[Source records]
>>>

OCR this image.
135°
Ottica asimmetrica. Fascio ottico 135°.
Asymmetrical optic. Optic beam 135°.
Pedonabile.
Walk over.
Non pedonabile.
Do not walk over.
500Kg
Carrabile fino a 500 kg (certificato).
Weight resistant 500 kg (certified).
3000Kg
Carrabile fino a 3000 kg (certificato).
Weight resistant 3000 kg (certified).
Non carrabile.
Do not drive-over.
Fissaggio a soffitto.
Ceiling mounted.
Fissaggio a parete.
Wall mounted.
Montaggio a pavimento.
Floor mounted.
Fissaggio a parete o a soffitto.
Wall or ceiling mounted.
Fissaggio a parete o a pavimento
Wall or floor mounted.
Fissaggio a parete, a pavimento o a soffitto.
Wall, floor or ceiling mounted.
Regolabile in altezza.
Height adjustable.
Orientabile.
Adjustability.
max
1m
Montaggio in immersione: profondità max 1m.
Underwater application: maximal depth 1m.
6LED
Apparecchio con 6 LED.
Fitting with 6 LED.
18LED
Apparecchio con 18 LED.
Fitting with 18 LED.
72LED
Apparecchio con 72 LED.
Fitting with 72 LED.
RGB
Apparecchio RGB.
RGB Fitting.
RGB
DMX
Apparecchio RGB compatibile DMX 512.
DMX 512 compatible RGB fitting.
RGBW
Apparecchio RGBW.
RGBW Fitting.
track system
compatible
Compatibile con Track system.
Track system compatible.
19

<<<

Each entry above is to be quoted exactly.

## Solution to the problem
OCR this image.
135°
Ottica asimmetrica. Fascio ottico 135°.
Asymmetrical optic. Optic beam 135°.
Pedonabile.
Walk over.
Non pedonabile.
Do not walk over.
500Kg
Carrabile fino a 500 kg (certificato).
Weight resistant 500 kg (certified).
3000Kg
Carrabile fino a 3000 kg (certificato).
Weight resistant 3000 kg (certified).
Non carrabile.
Do not drive-over.
Fissaggio a soffitto.
Ceiling mounted.
Fissaggio a parete.
Wall mounted.
Montaggio a pavimento.
Floor mounted.
Fissaggio a parete o a soffitto.
Wall or ceiling mounted.
Fissaggio a parete o a pavimento
Wall or floor mounted.
Fissaggio a parete, a pavimento o a soffitto.
Wall, floor or ceiling mounted.
Regolabile in altezza.
Height adjustable.
Orientabile.
Adjustability.
max
1m
Montaggio in immersione: profondità max 1m.
Underwater application: maximal depth 1m.
6LED
Apparecchio con 6 LED.
Fitting with 6 LED.
18LED
Apparecchio con 18 LED.
Fitting with 18 LED.
72LED
Apparecchio con 72 LED.
Fitting with 72 LED.
RGB
Apparecchio RGB.
RGB Fitting.
RGB
DMX
Apparecchio RGB compatibile DMX 512.
DMX 512 compatible RGB fitting.
RGBW
Apparecchio RGBW.
RGBW Fitting.
track system
compatible
Compatibile con Track system.
Track system compatible.
19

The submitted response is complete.